(WHAT TO DO): Copy each line of the records that holds the string "Décès".

(ENTRIES PROVIDED):
____________
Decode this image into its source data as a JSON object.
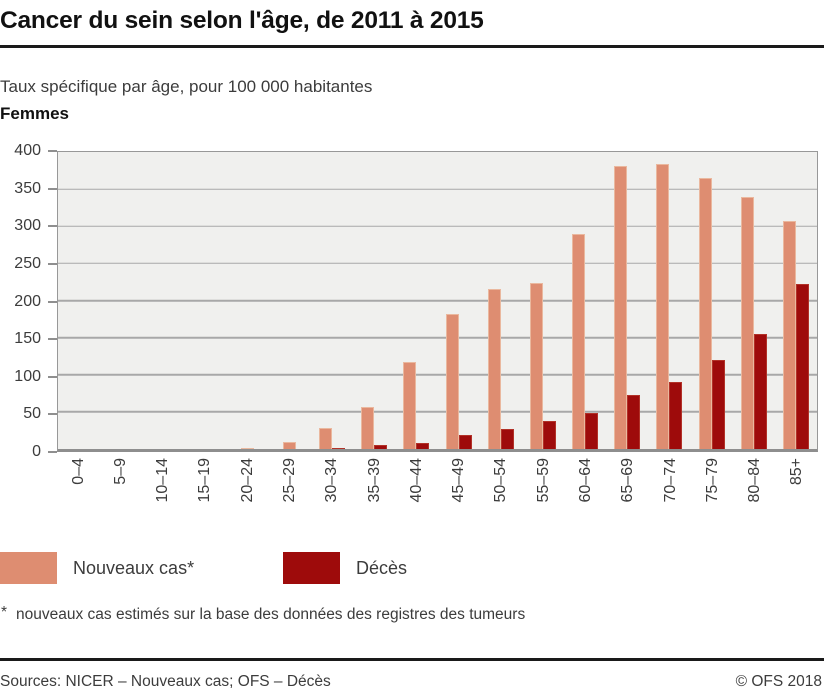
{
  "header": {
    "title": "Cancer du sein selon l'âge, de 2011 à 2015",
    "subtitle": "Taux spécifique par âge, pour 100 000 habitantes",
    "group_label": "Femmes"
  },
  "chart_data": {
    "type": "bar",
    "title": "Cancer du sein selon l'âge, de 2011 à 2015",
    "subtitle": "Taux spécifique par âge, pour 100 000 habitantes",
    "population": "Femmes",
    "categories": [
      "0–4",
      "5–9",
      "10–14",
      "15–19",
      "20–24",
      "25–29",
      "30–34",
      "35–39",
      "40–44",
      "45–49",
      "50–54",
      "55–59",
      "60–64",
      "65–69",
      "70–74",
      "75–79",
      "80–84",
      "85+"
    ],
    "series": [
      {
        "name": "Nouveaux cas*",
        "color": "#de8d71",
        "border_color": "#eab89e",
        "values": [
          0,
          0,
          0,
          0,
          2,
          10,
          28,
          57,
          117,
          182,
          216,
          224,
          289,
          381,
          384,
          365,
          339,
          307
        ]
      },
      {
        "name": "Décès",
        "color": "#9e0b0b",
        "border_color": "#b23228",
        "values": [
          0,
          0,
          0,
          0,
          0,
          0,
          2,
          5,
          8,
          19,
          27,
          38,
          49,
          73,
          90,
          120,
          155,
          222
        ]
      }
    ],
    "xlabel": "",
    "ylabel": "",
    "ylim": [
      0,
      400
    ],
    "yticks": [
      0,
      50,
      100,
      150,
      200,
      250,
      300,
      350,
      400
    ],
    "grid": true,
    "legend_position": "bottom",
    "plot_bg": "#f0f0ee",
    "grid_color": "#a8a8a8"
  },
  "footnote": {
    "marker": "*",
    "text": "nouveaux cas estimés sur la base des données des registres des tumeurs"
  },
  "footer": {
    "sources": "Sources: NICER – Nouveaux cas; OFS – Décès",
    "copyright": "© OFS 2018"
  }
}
____________
(RESULT FOR THIS TASK):
        "name": "Décès",
    "sources": "Sources: NICER – Nouveaux cas; OFS – Décès",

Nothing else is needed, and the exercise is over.